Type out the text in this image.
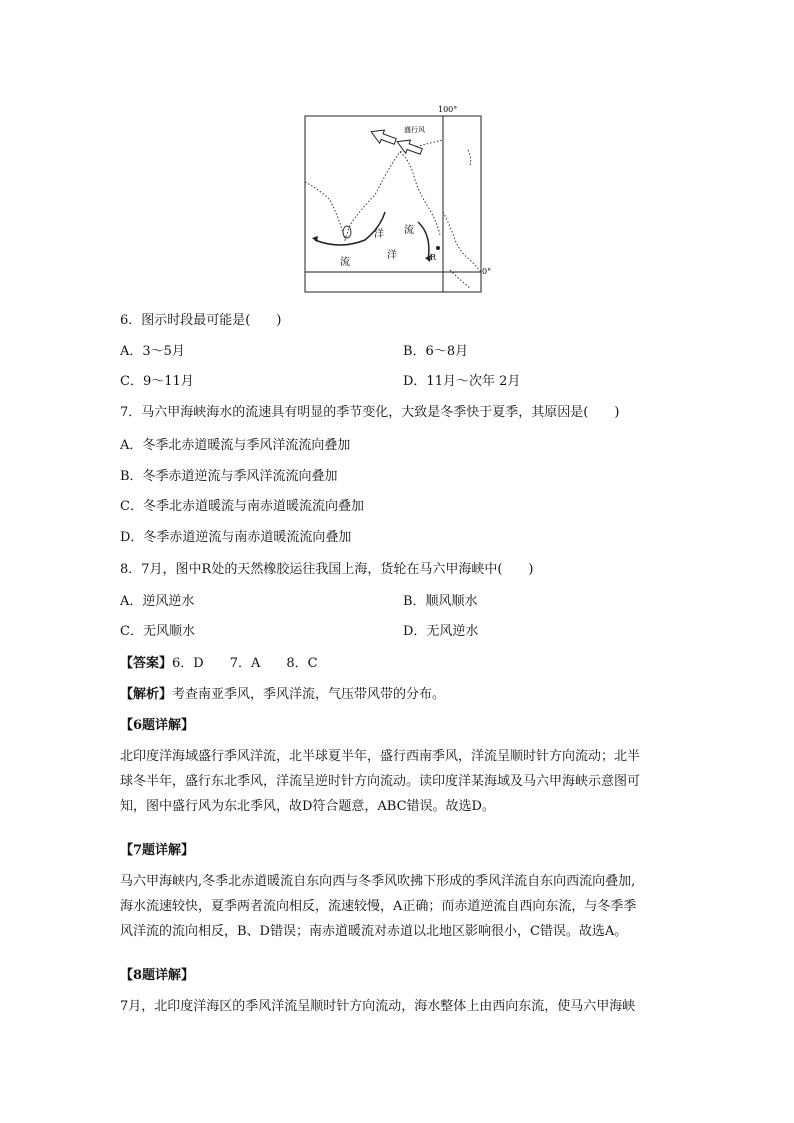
100°
0°
盛行风
流
洋 流
洋	R
6．图示时段最可能是(　　)
A．3～5月	B．6～8月
C．9～11月	D．11月～次年 2月
7．马六甲海峡海水的流速具有明显的季节变化，大致是冬季快于夏季，其原因是(　　)
A．冬季北赤道暖流与季风洋流流向叠加
B．冬季赤道逆流与季风洋流流向叠加
C．冬季北赤道暖流与南赤道暖流流向叠加
D．冬季赤道逆流与南赤道暖流流向叠加
8．7月，图中R处的天然橡胶运往我国上海，货轮在马六甲海峡中(　　)
A．逆风逆水	B．顺风顺水
C．无风顺水	D．无风逆水
【答案】6．D　　7．A　　8．C
【解析】考查南亚季风，季风洋流，气压带风带的分布。
【6题详解】
北印度洋海域盛行季风洋流，北半球夏半年，盛行西南季风，洋流呈顺时针方向流动；北半
球冬半年，盛行东北季风，洋流呈逆时针方向流动。读印度洋某海域及马六甲海峡示意图可
知，图中盛行风为东北季风，故D符合题意，ABC错误。故选D。
【7题详解】
马六甲海峡内,冬季北赤道暖流自东向西与冬季风吹拂下形成的季风洋流自东向西流向叠加,
海水流速较快，夏季两者流向相反，流速较慢，A正确；而赤道逆流自西向东流，与冬季季
风洋流的流向相反，B、D错误；南赤道暖流对赤道以北地区影响很小，C错误。故选A。
【8题详解】
7月，北印度洋海区的季风洋流呈顺时针方向流动，海水整体上由西向东流，使马六甲海峡
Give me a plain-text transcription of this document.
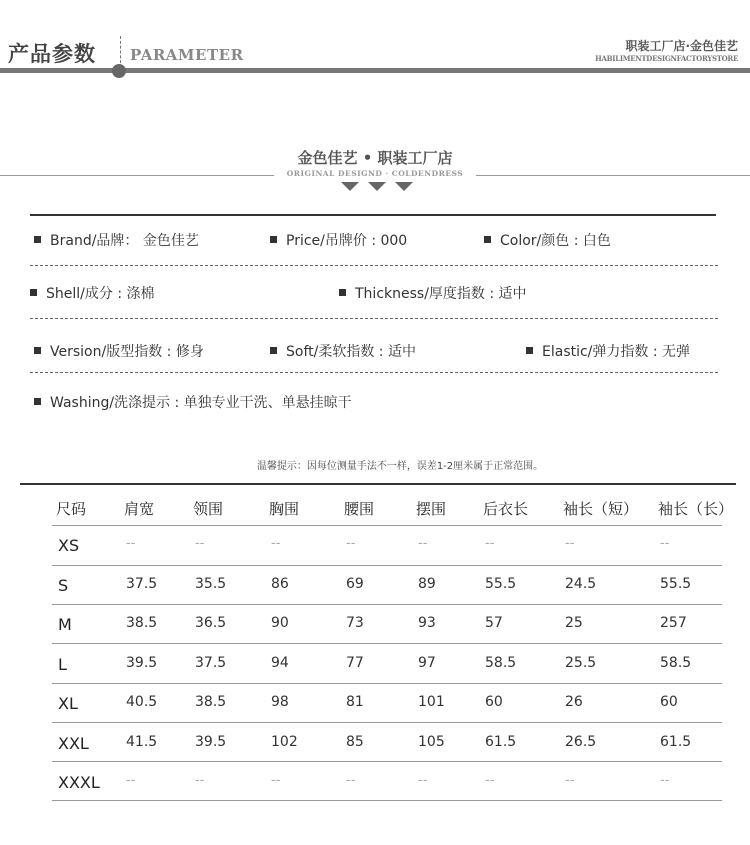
产品参数 PARAMETER	职装工厂店·金色佳艺
HABILIMENTDESIGNFACTORYSTORE
金色佳艺 • 职装工厂店
ORIGINAL DESIGND · COLDENDRESS
Brand/品牌： 金色佳艺	Price/吊牌价 : 000	Color/颜色 : 白色
Shell/成分 : 涤棉	Thickness/厚度指数 : 适中
Version/版型指数 : 修身	Soft/柔软指数 : 适中	Elastic/弹力指数 : 无弹
Washing/洗涤提示 : 单独专业干洗、单悬挂晾干
温馨提示：因每位测量手法不一样，误差1-2厘米属于正常范围。
尺码	肩宽	领围	胸围	腰围	摆围 后衣长 袖长（短） 袖长（长）
XS	--	--	--	--	--	--	--	--
S	37.5	35.5	86	69	89	55.5	24.5	55.5
M	38.5	36.5	90	73	93	57	25	257
L	39.5	37.5	94	77	97	58.5	25.5	58.5
XL	40.5	38.5	98	81	101	60	26	60
XXL	41.5	39.5	102	85	105	61.5	26.5	61.5
XXXL --	--	--	--	--	--	--	--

▶ GOAL
Copy out all lines where the word "职装工厂店" appears.

▶ TASK ANSWER
产品参数 PARAMETER	职装工厂店·金色佳艺
金色佳艺 • 职装工厂店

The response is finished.